**Listing:**

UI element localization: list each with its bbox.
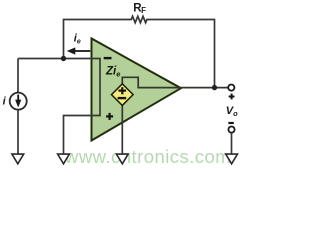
dependent source Zie diamond: [112, 84, 134, 106]
wire: left source branch top: [17, 59, 19, 93]
wire: left source branch bottom to ground: [17, 110, 19, 155]
op-amp minus input label: [104, 57, 112, 59]
ground G4 (output return): [226, 154, 238, 164]
wire: dependent source bottom to ground: [121, 105, 123, 155]
minus sign inside diamond: [118, 97, 127, 99]
node A junction dot (inverting input node): [61, 56, 66, 61]
wire: inverting input from source node through internal link to non-inverting input and ground: [18, 59, 100, 155]
plus sign inside diamond: [118, 90, 126, 92]
ground G2 (non-inverting input): [58, 154, 70, 164]
error current arrow ie: [75, 50, 91, 52]
current source i: [10, 93, 27, 110]
plus sign output: [229, 96, 235, 98]
op-amp U1 triangle body: [92, 39, 182, 141]
ground G3 (dependent source return): [116, 154, 128, 164]
output terminal bottom circle: [228, 127, 234, 133]
svg-text:www.cntronics.com: www.cntronics.com: [64, 146, 231, 167]
ground G1 (below current source): [12, 154, 24, 164]
wire: feedback loop with resistor RF: [64, 16, 215, 87]
output terminal top circle: [228, 85, 234, 91]
node B output junction dot: [212, 85, 217, 90]
op-amp plus input label: [106, 115, 113, 117]
wire: internal output staircase from dependent source to output: [122, 77, 228, 87]
wire: bottom terminal to ground: [231, 133, 233, 154]
minus sign output: [228, 122, 233, 124]
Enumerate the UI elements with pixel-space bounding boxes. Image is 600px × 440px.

**Requirements:** Rewrite the listing above, replacing every "diamond" with "rhombus" and leaving everything else unchanged. Omit the picture from your answer.

**Solution to this exercise:**
UI element localization: list each with its bbox.
dependent source Zie rhombus: [112, 84, 134, 106]
wire: left source branch top: [17, 59, 19, 93]
wire: left source branch bottom to ground: [17, 110, 19, 155]
op-amp minus input label: [104, 57, 112, 59]
ground G4 (output return): [226, 154, 238, 164]
wire: dependent source bottom to ground: [121, 105, 123, 155]
minus sign inside rhombus: [118, 97, 127, 99]
node A junction dot (inverting input node): [61, 56, 66, 61]
wire: inverting input from source node through internal link to non-inverting input and ground: [18, 59, 100, 155]
plus sign inside rhombus: [118, 90, 126, 92]
ground G2 (non-inverting input): [58, 154, 70, 164]
error current arrow ie: [75, 50, 91, 52]
current source i: [10, 93, 27, 110]
plus sign output: [229, 96, 235, 98]
op-amp U1 triangle body: [92, 39, 182, 141]
ground G3 (dependent source return): [116, 154, 128, 164]
output terminal bottom circle: [228, 127, 234, 133]
svg-text:www.cntronics.com: www.cntronics.com: [64, 146, 231, 167]
ground G1 (below current source): [12, 154, 24, 164]
wire: feedback loop with resistor RF: [64, 16, 215, 87]
output terminal top circle: [228, 85, 234, 91]
node B output junction dot: [212, 85, 217, 90]
op-amp plus input label: [106, 115, 113, 117]
wire: internal output staircase from dependent source to output: [122, 77, 228, 87]
wire: bottom terminal to ground: [231, 133, 233, 154]
minus sign output: [228, 122, 233, 124]
Enumerate the UI elements with pixel-space bounding boxes. Image is 600px × 440px.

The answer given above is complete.